- **WHAT IS EXPECTED**: Return all the data below as it stands, minus the pictures.
== == ==
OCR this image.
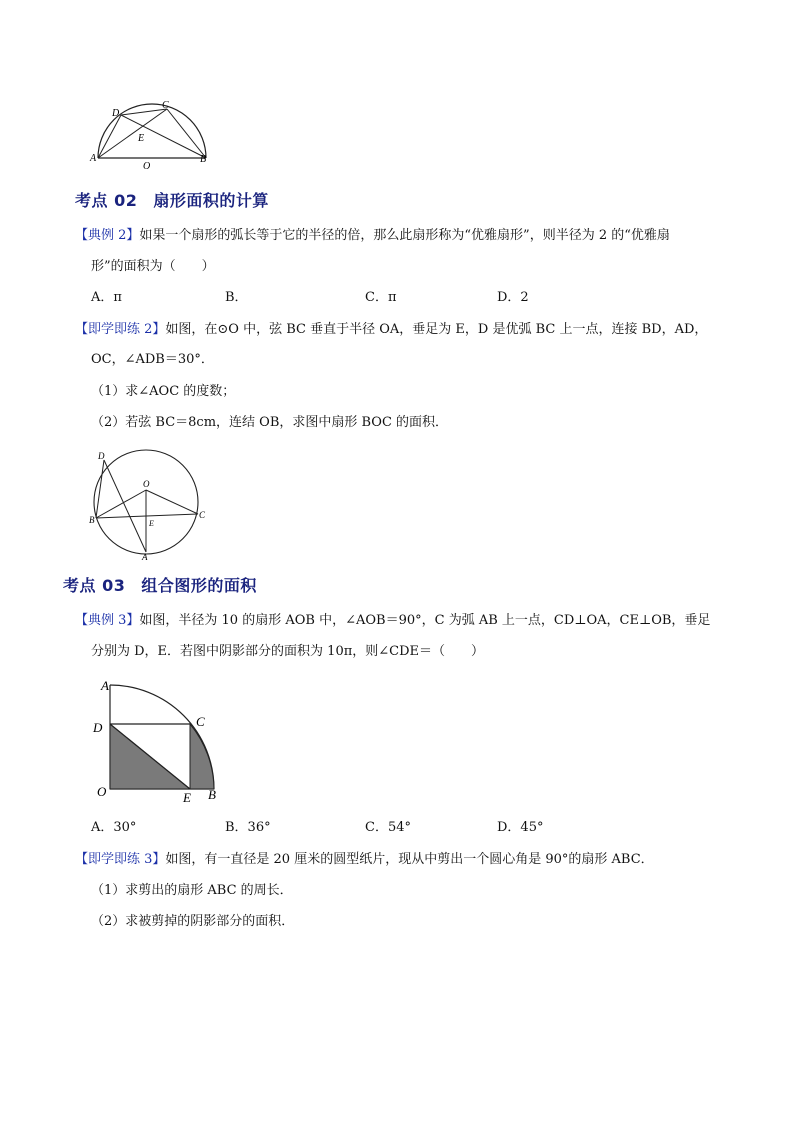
D
C
E
A
O
B
考点 02 扇形面积的计算
【典例 2】如果一个扇形的弧长等于它的半径的倍，那么此扇形称为“优雅扇形”，则半径为 2 的“优雅扇
形”的面积为（　　）
A．π	B．	C．π	D．2
【即学即练 2】如图，在⊙O 中，弦 BC 垂直于半径 OA，垂足为 E，D 是优弧 BC 上一点，连接 BD，AD，
OC，∠ADB＝30°．
（1）求∠AOC 的度数；
（2）若弦 BC＝8cm，连结 OB，求图中扇形 BOC 的面积．
D
O
B	E
C
A
考点 03 组合图形的面积
【典例 3】如图，半径为 10 的扇形 AOB 中，∠AOB＝90°，C 为弧 AB 上一点，CD⊥OA，CE⊥OB，垂足
分别为 D，E．若图中阴影部分的面积为 10π，则∠CDE＝（　　）
A
D	C
O	E B
A．30°	B．36°	C．54°	D．45°
【即学即练 3】如图，有一直径是 20 厘米的圆型纸片，现从中剪出一个圆心角是 90°的扇形 ABC．
（1）求剪出的扇形 ABC 的周长．
（2）求被剪掉的阴影部分的面积．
== == ==
- **RESPONSE TO THIS EXERCISE**:
OCR this image.
D
C
E
A
O
B
考点 02 扇形面积的计算
【典例 2】如果一个扇形的弧长等于它的半径的倍，那么此扇形称为“优雅扇形”，则半径为 2 的“优雅扇
形”的面积为（　　）
A．π	B．	C．π	D．2
【即学即练 2】如图，在⊙O 中，弦 BC 垂直于半径 OA，垂足为 E，D 是优弧 BC 上一点，连接 BD，AD，
OC，∠ADB＝30°．
（1）求∠AOC 的度数；
（2）若弦 BC＝8cm，连结 OB，求图中扇形 BOC 的面积．
D
O
B	E
C
A
考点 03 组合图形的面积
【典例 3】如图，半径为 10 的扇形 AOB 中，∠AOB＝90°，C 为弧 AB 上一点，CD⊥OA，CE⊥OB，垂足
分别为 D，E．若图中阴影部分的面积为 10π，则∠CDE＝（　　）
A
D	C
O	E B
A．30°	B．36°	C．54°	D．45°
【即学即练 3】如图，有一直径是 20 厘米的圆型纸片，现从中剪出一个圆心角是 90°的扇形 ABC．
（1）求剪出的扇形 ABC 的周长．
（2）求被剪掉的阴影部分的面积．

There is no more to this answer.